# JOB:
Can you output the material exactly as written, minus any pictures it holds?

# INFORMATION SHOWN:
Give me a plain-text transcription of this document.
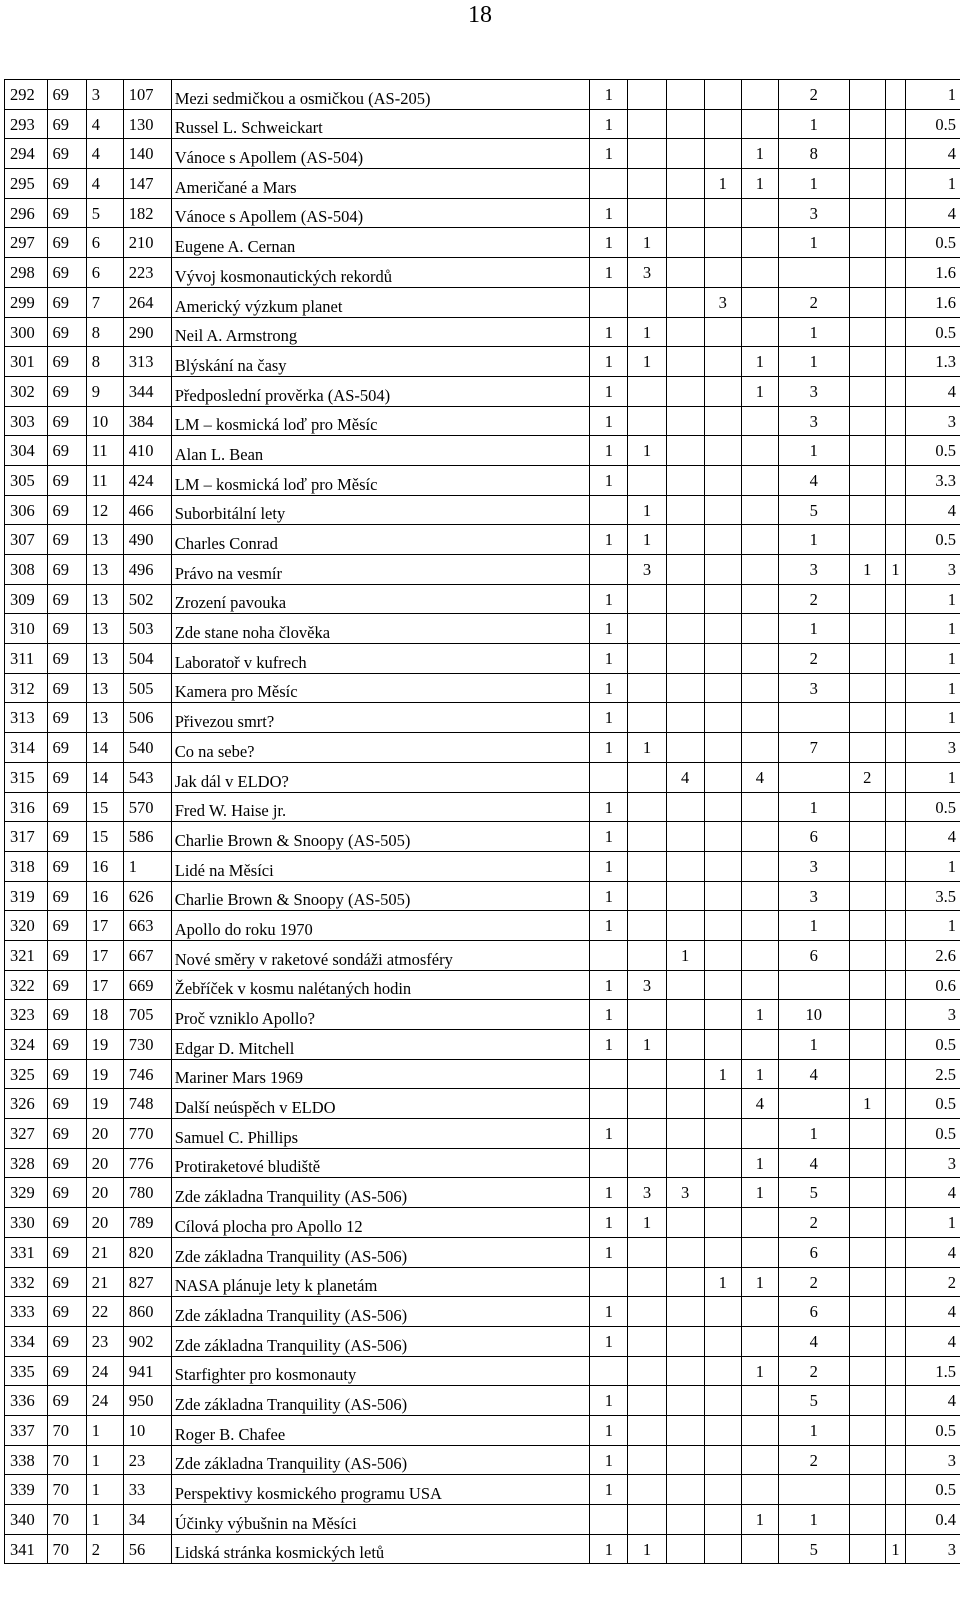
18
292	69	3	107	Mezi sedmičkou a osmičkou (AS-205)	1					2			1
293	69	4	130	Russel L. Schweickart	1					1			0.5
294	69	4	140	Vánoce s Apollem (AS-504)	1				1	8			4
295	69	4	147	Američané a Mars				1	1	1			1
296	69	5	182	Vánoce s Apollem (AS-504)	1					3			4
297	69	6	210	Eugene A. Cernan	1	1				1			0.5
298	69	6	223	Vývoj kosmonautických rekordů	1	3							1.6
299	69	7	264	Americký výzkum planet				3		2			1.6
300	69	8	290	Neil A. Armstrong	1	1				1			0.5
301	69	8	313	Blýskání na časy	1	1			1	1			1.3
302	69	9	344	Předposlední prověrka (AS-504)	1				1	3			4
303	69	10	384	LM – kosmická loď pro Měsíc	1					3			3
304	69	11	410	Alan L. Bean	1	1				1			0.5
305	69	11	424	LM – kosmická loď pro Měsíc	1					4			3.3
306	69	12	466	Suborbitální lety		1				5			4
307	69	13	490	Charles Conrad	1	1				1			0.5
308	69	13	496	Právo na vesmír		3				3	1	1	3
309	69	13	502	Zrození pavouka	1					2			1
310	69	13	503	Zde stane noha člověka	1					1			1
311	69	13	504	Laboratoř v kufrech	1					2			1
312	69	13	505	Kamera pro Měsíc	1					3			1
313	69	13	506	Přivezou smrt?	1								1
314	69	14	540	Co na sebe?	1	1				7			3
315	69	14	543	Jak dál v ELDO?			4		4		2		1
316	69	15	570	Fred W. Haise jr.	1					1			0.5
317	69	15	586	Charlie Brown & Snoopy (AS-505)	1					6			4
318	69	16	1	Lidé na Měsíci	1					3			1
319	69	16	626	Charlie Brown & Snoopy (AS-505)	1					3			3.5
320	69	17	663	Apollo do roku 1970	1					1			1
321	69	17	667	Nové směry v raketové sondáži atmosféry			1			6			2.6
322	69	17	669	Žebříček v kosmu nalétaných hodin	1	3							0.6
323	69	18	705	Proč vzniklo Apollo?	1				1	10			3
324	69	19	730	Edgar D. Mitchell	1	1				1			0.5
325	69	19	746	Mariner Mars 1969				1	1	4			2.5
326	69	19	748	Další neúspěch v ELDO					4		1		0.5
327	69	20	770	Samuel C. Phillips	1					1			0.5
328	69	20	776	Protiraketové bludiště					1	4			3
329	69	20	780	Zde základna Tranquility (AS-506)	1	3	3		1	5			4
330	69	20	789	Cílová plocha pro Apollo 12	1	1				2			1
331	69	21	820	Zde základna Tranquility (AS-506)	1					6			4
332	69	21	827	NASA plánuje lety k planetám				1	1	2			2
333	69	22	860	Zde základna Tranquility (AS-506)	1					6			4
334	69	23	902	Zde základna Tranquility (AS-506)	1					4			4
335	69	24	941	Starfighter pro kosmonauty					1	2			1.5
336	69	24	950	Zde základna Tranquility (AS-506)	1					5			4
337	70	1	10	Roger B. Chafee	1					1			0.5
338	70	1	23	Zde základna Tranquility (AS-506)	1					2			3
339	70	1	33	Perspektivy kosmického programu USA	1								0.5
340	70	1	34	Účinky výbušnin na Měsíci					1	1			0.4
341	70	2	56	Lidská stránka kosmických letů	1	1				5		1	3
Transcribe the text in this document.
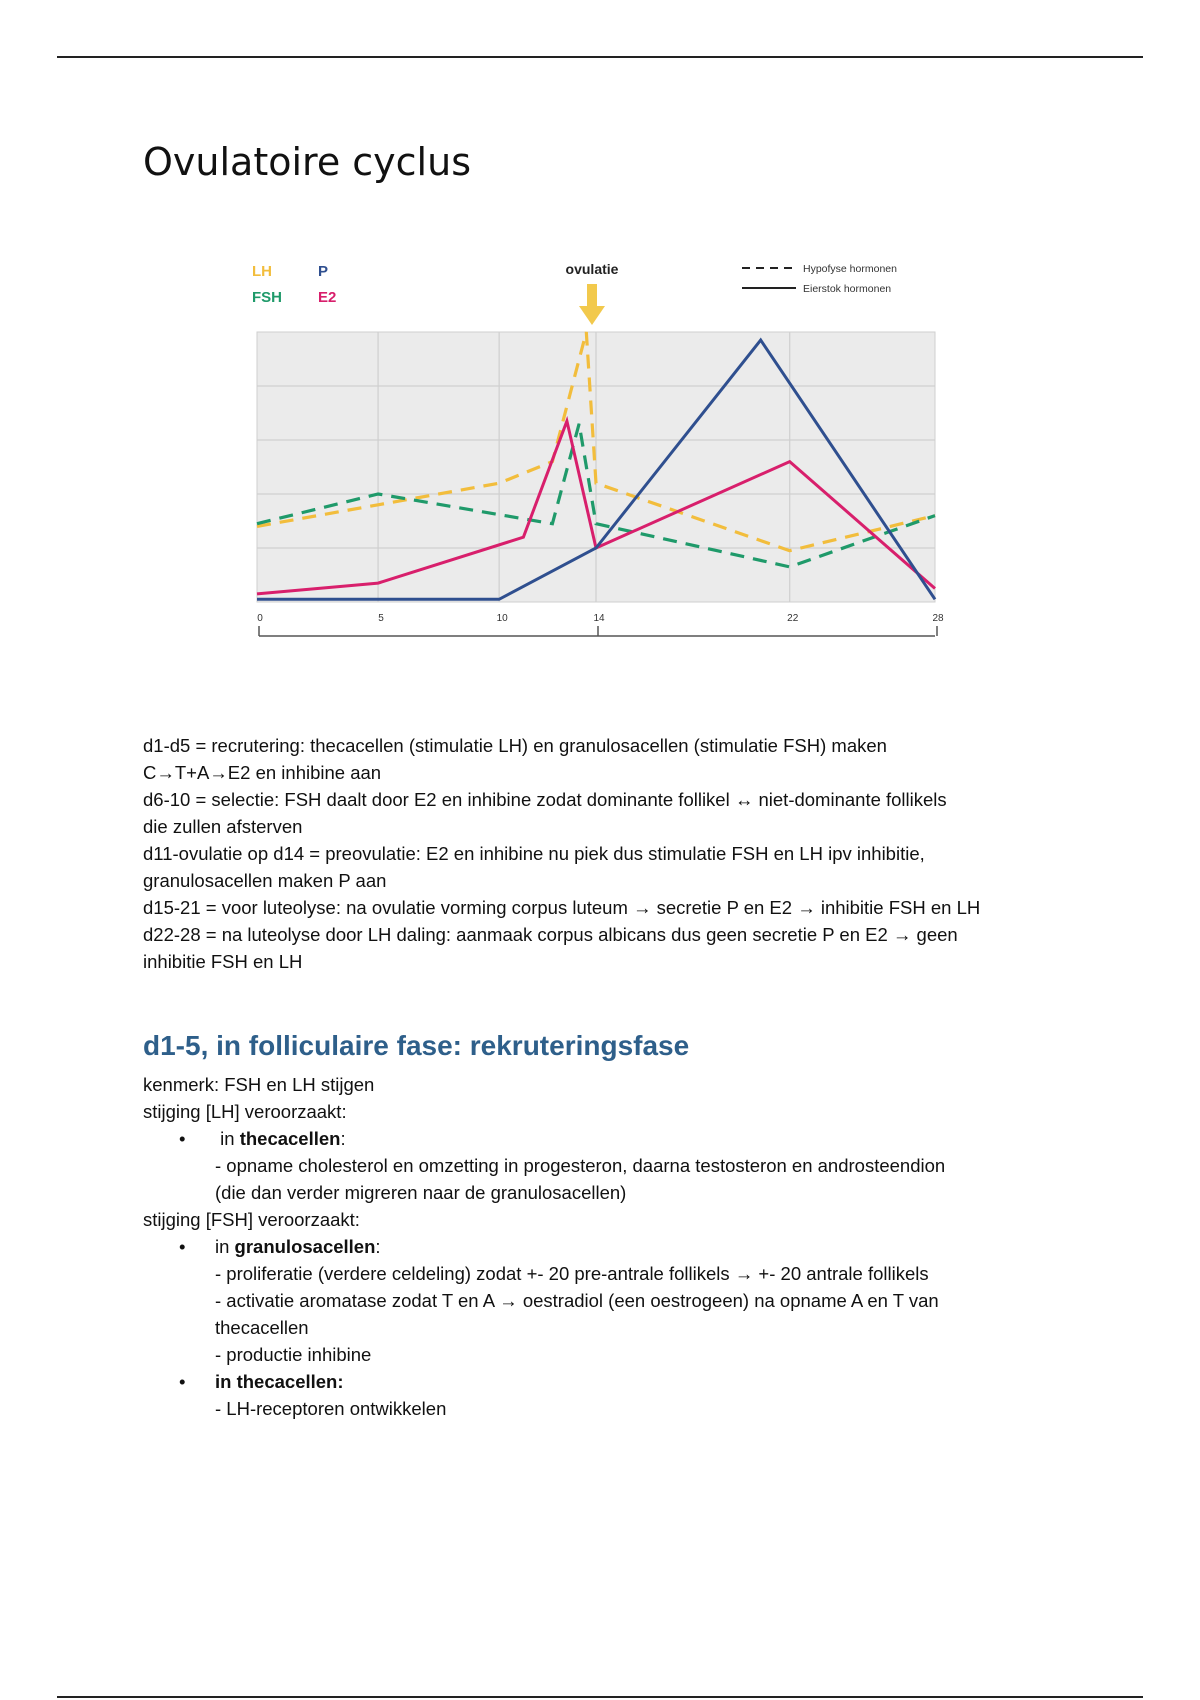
Ovulatoire cyclus
LH	P
FSH E2
Hypofyse hormonen
Eierstok hormonen
ovulatie
0	5	10	14	22	28

d1-d5 = recrutering: thecacellen (stimulatie LH) en granulosacellen (stimulatie FSH) maken

C→T+A→E2 en inhibine aan

d6-10 = selectie: FSH daalt door E2 en inhibine zodat dominante follikel ↔ niet-dominante follikels

die zullen afsterven

d11-ovulatie op d14 = preovulatie: E2 en inhibine nu piek dus stimulatie FSH en LH ipv inhibitie,

granulosacellen maken P aan

d15-21 = voor luteolyse: na ovulatie vorming corpus luteum → secretie P en E2 → inhibitie FSH en LH

d22-28 = na luteolyse door LH daling: aanmaak corpus albicans dus geen secretie P en E2 → geen

inhibitie FSH en LH

d1-5, in folliculaire fase: rekruteringsfase

kenmerk: FSH en LH stijgen

stijging [LH] veroorzaakt:

• in thecacellen:

- opname cholesterol en omzetting in progesteron, daarna testosteron en androsteendion

(die dan verder migreren naar de granulosacellen)

stijging [FSH] veroorzaakt:

• in granulosacellen:

- proliferatie (verdere celdeling) zodat +- 20 pre-antrale follikels → +- 20 antrale follikels

- activatie aromatase zodat T en A → oestradiol (een oestrogeen) na opname A en T van

thecacellen

- productie inhibine

• in thecacellen:

- LH-receptoren ontwikkelen
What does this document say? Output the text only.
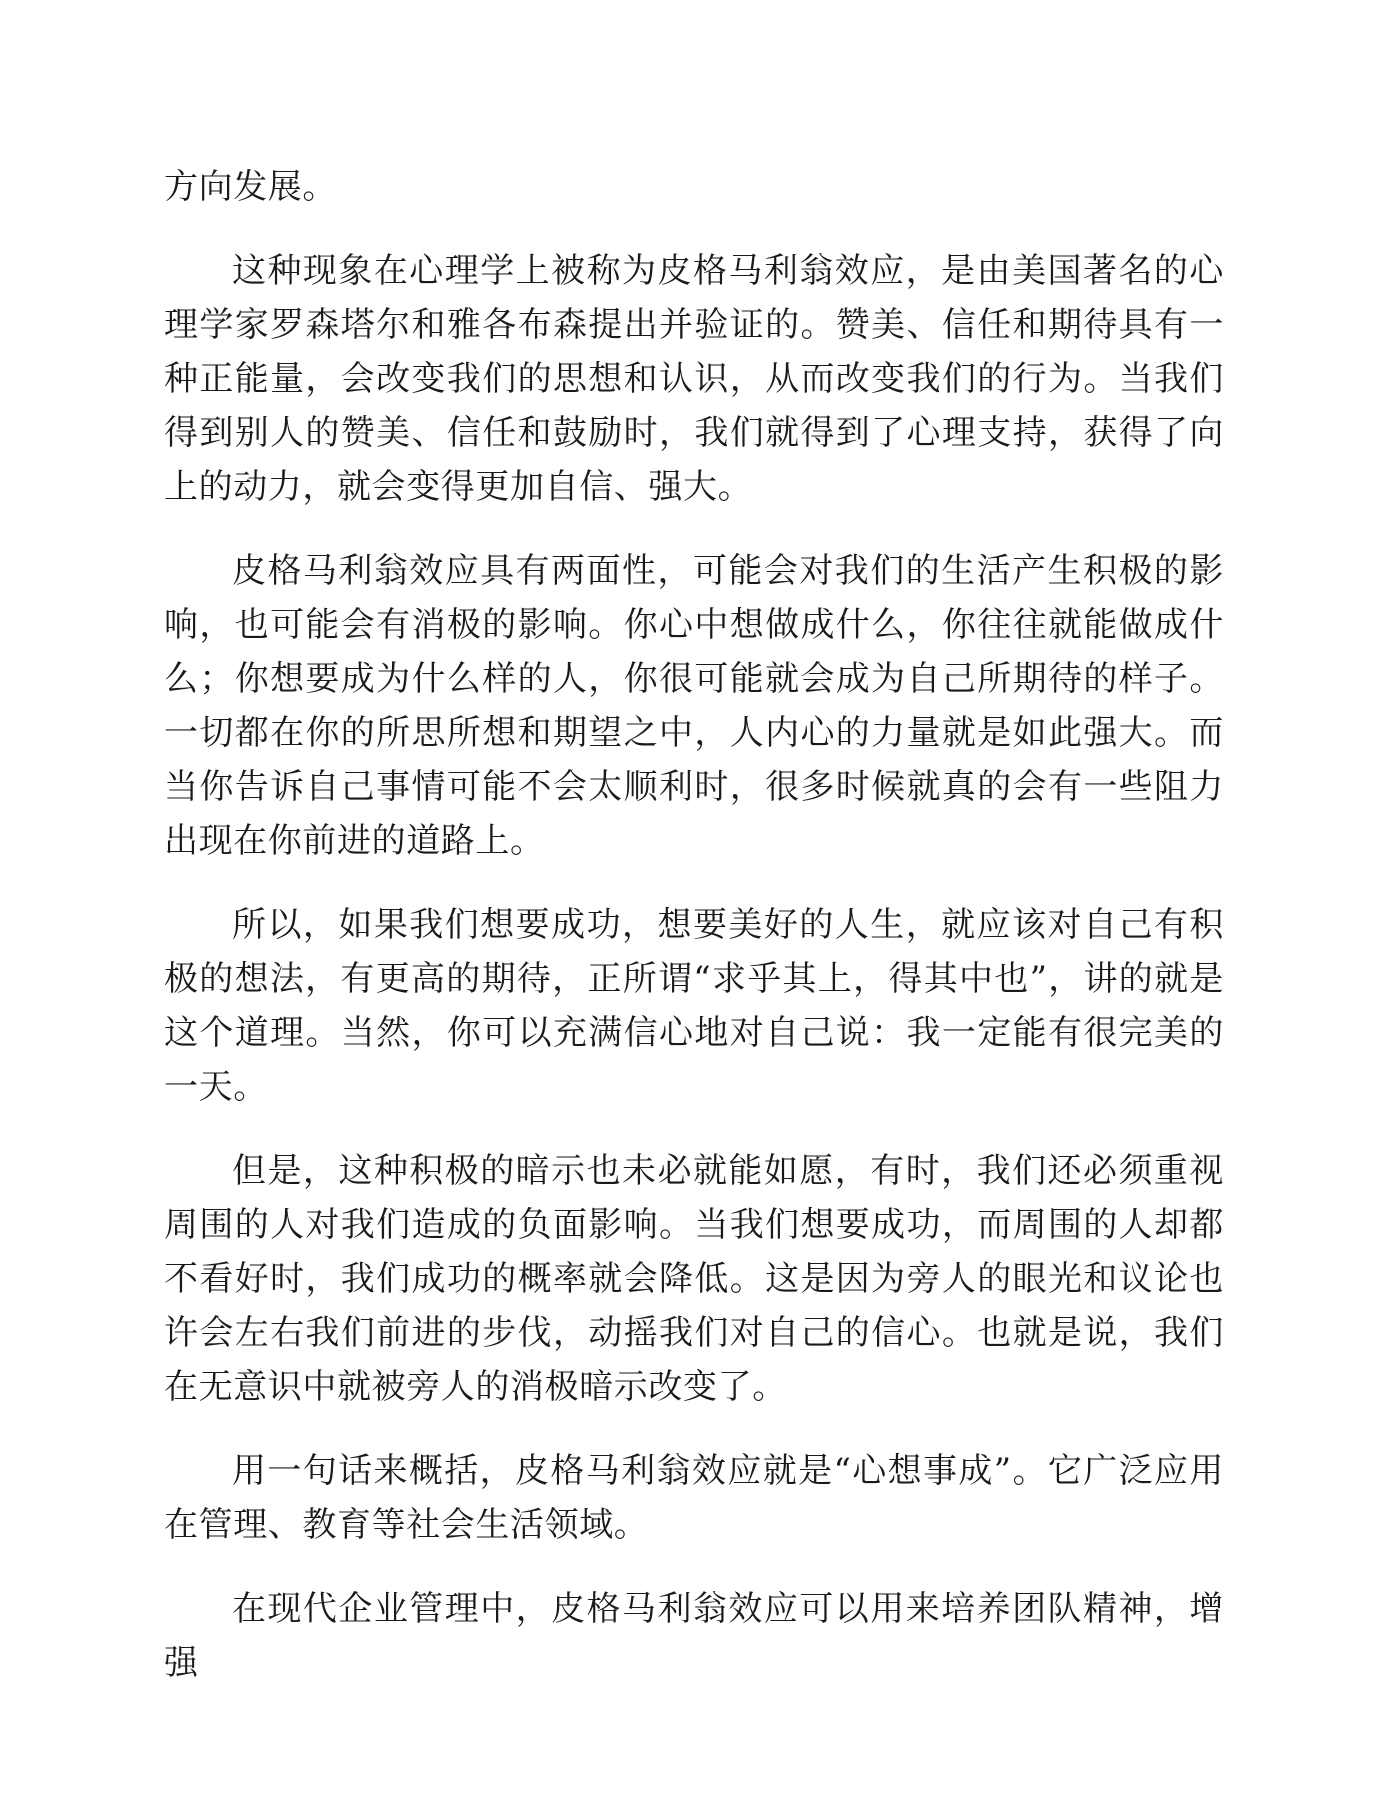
方向发展。

这种现象在心理学上被称为皮格马利翁效应，是由美国著名的心理学家罗森塔尔和雅各布森提出并验证的。赞美、信任和期待具有一种正能量，会改变我们的思想和认识，从而改变我们的行为。当我们得到别人的赞美、信任和鼓励时，我们就得到了心理支持，获得了向上的动力，就会变得更加自信、强大。

皮格马利翁效应具有两面性，可能会对我们的生活产生积极的影响，也可能会有消极的影响。你心中想做成什么，你往往就能做成什么；你想要成为什么样的人，你很可能就会成为自己所期待的样子。一切都在你的所思所想和期望之中，人内心的力量就是如此强大。而当你告诉自己事情可能不会太顺利时，很多时候就真的会有一些阻力出现在你前进的道路上。

所以，如果我们想要成功，想要美好的人生，就应该对自己有积极的想法，有更高的期待，正所谓“求乎其上，得其中也”，讲的就是这个道理。当然，你可以充满信心地对自己说：我一定能有很完美的一天。

但是，这种积极的暗示也未必就能如愿，有时，我们还必须重视周围的人对我们造成的负面影响。当我们想要成功，而周围的人却都不看好时，我们成功的概率就会降低。这是因为旁人的眼光和议论也许会左右我们前进的步伐，动摇我们对自己的信心。也就是说，我们在无意识中就被旁人的消极暗示改变了。

用一句话来概括，皮格马利翁效应就是“心想事成”。它广泛应用在管理、教育等社会生活领域。

在现代企业管理中，皮格马利翁效应可以用来培养团队精神，增强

# WORKED ANSWER:
Give me a plain-text transcription of this document.
18
292	69	3	107	Mezi sedmičkou a osmičkou (AS-205)	1					2			1
293	69	4	130	Russel L. Schweickart	1					1			0.5
294	69	4	140	Vánoce s Apollem (AS-504)	1				1	8			4
295	69	4	147	Američané a Mars				1	1	1			1
296	69	5	182	Vánoce s Apollem (AS-504)	1					3			4
297	69	6	210	Eugene A. Cernan	1	1				1			0.5
298	69	6	223	Vývoj kosmonautických rekordů	1	3							1.6
299	69	7	264	Americký výzkum planet				3		2			1.6
300	69	8	290	Neil A. Armstrong	1	1				1			0.5
301	69	8	313	Blýskání na časy	1	1			1	1			1.3
302	69	9	344	Předposlední prověrka (AS-504)	1				1	3			4
303	69	10	384	LM – kosmická loď pro Měsíc	1					3			3
304	69	11	410	Alan L. Bean	1	1				1			0.5
305	69	11	424	LM – kosmická loď pro Měsíc	1					4			3.3
306	69	12	466	Suborbitální lety		1				5			4
307	69	13	490	Charles Conrad	1	1				1			0.5
308	69	13	496	Právo na vesmír		3				3	1	1	3
309	69	13	502	Zrození pavouka	1					2			1
310	69	13	503	Zde stane noha člověka	1					1			1
311	69	13	504	Laboratoř v kufrech	1					2			1
312	69	13	505	Kamera pro Měsíc	1					3			1
313	69	13	506	Přivezou smrt?	1								1
314	69	14	540	Co na sebe?	1	1				7			3
315	69	14	543	Jak dál v ELDO?			4		4		2		1
316	69	15	570	Fred W. Haise jr.	1					1			0.5
317	69	15	586	Charlie Brown & Snoopy (AS-505)	1					6			4
318	69	16	1	Lidé na Měsíci	1					3			1
319	69	16	626	Charlie Brown & Snoopy (AS-505)	1					3			3.5
320	69	17	663	Apollo do roku 1970	1					1			1
321	69	17	667	Nové směry v raketové sondáži atmosféry			1			6			2.6
322	69	17	669	Žebříček v kosmu nalétaných hodin	1	3							0.6
323	69	18	705	Proč vzniklo Apollo?	1				1	10			3
324	69	19	730	Edgar D. Mitchell	1	1				1			0.5
325	69	19	746	Mariner Mars 1969				1	1	4			2.5
326	69	19	748	Další neúspěch v ELDO					4		1		0.5
327	69	20	770	Samuel C. Phillips	1					1			0.5
328	69	20	776	Protiraketové bludiště					1	4			3
329	69	20	780	Zde základna Tranquility (AS-506)	1	3	3		1	5			4
330	69	20	789	Cílová plocha pro Apollo 12	1	1				2			1
331	69	21	820	Zde základna Tranquility (AS-506)	1					6			4
332	69	21	827	NASA plánuje lety k planetám				1	1	2			2
333	69	22	860	Zde základna Tranquility (AS-506)	1					6			4
334	69	23	902	Zde základna Tranquility (AS-506)	1					4			4
335	69	24	941	Starfighter pro kosmonauty					1	2			1.5
336	69	24	950	Zde základna Tranquility (AS-506)	1					5			4
337	70	1	10	Roger B. Chafee	1					1			0.5
338	70	1	23	Zde základna Tranquility (AS-506)	1					2			3
339	70	1	33	Perspektivy kosmického programu USA	1								0.5
340	70	1	34	Účinky výbušnin na Měsíci					1	1			0.4
341	70	2	56	Lidská stránka kosmických letů	1	1				5		1	3
Transcribe the text in this document.
Ovulatoire cyclus
LH	P
FSH E2
Hypofyse hormonen
Eierstok hormonen
ovulatie
0	5	10	14	22	28

d1-d5 = recrutering: thecacellen (stimulatie LH) en granulosacellen (stimulatie FSH) maken

C→T+A→E2 en inhibine aan

d6-10 = selectie: FSH daalt door E2 en inhibine zodat dominante follikel ↔ niet-dominante follikels

die zullen afsterven

d11-ovulatie op d14 = preovulatie: E2 en inhibine nu piek dus stimulatie FSH en LH ipv inhibitie,

granulosacellen maken P aan

d15-21 = voor luteolyse: na ovulatie vorming corpus luteum → secretie P en E2 → inhibitie FSH en LH

d22-28 = na luteolyse door LH daling: aanmaak corpus albicans dus geen secretie P en E2 → geen

inhibitie FSH en LH

d1-5, in folliculaire fase: rekruteringsfase

kenmerk: FSH en LH stijgen

stijging [LH] veroorzaakt:

• in thecacellen:

- opname cholesterol en omzetting in progesteron, daarna testosteron en androsteendion

(die dan verder migreren naar de granulosacellen)

stijging [FSH] veroorzaakt:

• in granulosacellen:

- proliferatie (verdere celdeling) zodat +- 20 pre-antrale follikels → +- 20 antrale follikels

- activatie aromatase zodat T en A → oestradiol (een oestrogeen) na opname A en T van

thecacellen

- productie inhibine

• in thecacellen:

- LH-receptoren ontwikkelen
What does this document say? Output the text only.
方向发展。

这种现象在心理学上被称为皮格马利翁效应，是由美国著名的心理学家罗森塔尔和雅各布森提出并验证的。赞美、信任和期待具有一种正能量，会改变我们的思想和认识，从而改变我们的行为。当我们得到别人的赞美、信任和鼓励时，我们就得到了心理支持，获得了向上的动力，就会变得更加自信、强大。

皮格马利翁效应具有两面性，可能会对我们的生活产生积极的影响，也可能会有消极的影响。你心中想做成什么，你往往就能做成什么；你想要成为什么样的人，你很可能就会成为自己所期待的样子。一切都在你的所思所想和期望之中，人内心的力量就是如此强大。而当你告诉自己事情可能不会太顺利时，很多时候就真的会有一些阻力出现在你前进的道路上。

所以，如果我们想要成功，想要美好的人生，就应该对自己有积极的想法，有更高的期待，正所谓“求乎其上，得其中也”，讲的就是这个道理。当然，你可以充满信心地对自己说：我一定能有很完美的一天。

但是，这种积极的暗示也未必就能如愿，有时，我们还必须重视周围的人对我们造成的负面影响。当我们想要成功，而周围的人却都不看好时，我们成功的概率就会降低。这是因为旁人的眼光和议论也许会左右我们前进的步伐，动摇我们对自己的信心。也就是说，我们在无意识中就被旁人的消极暗示改变了。

用一句话来概括，皮格马利翁效应就是“心想事成”。它广泛应用在管理、教育等社会生活领域。

在现代企业管理中，皮格马利翁效应可以用来培养团队精神，增强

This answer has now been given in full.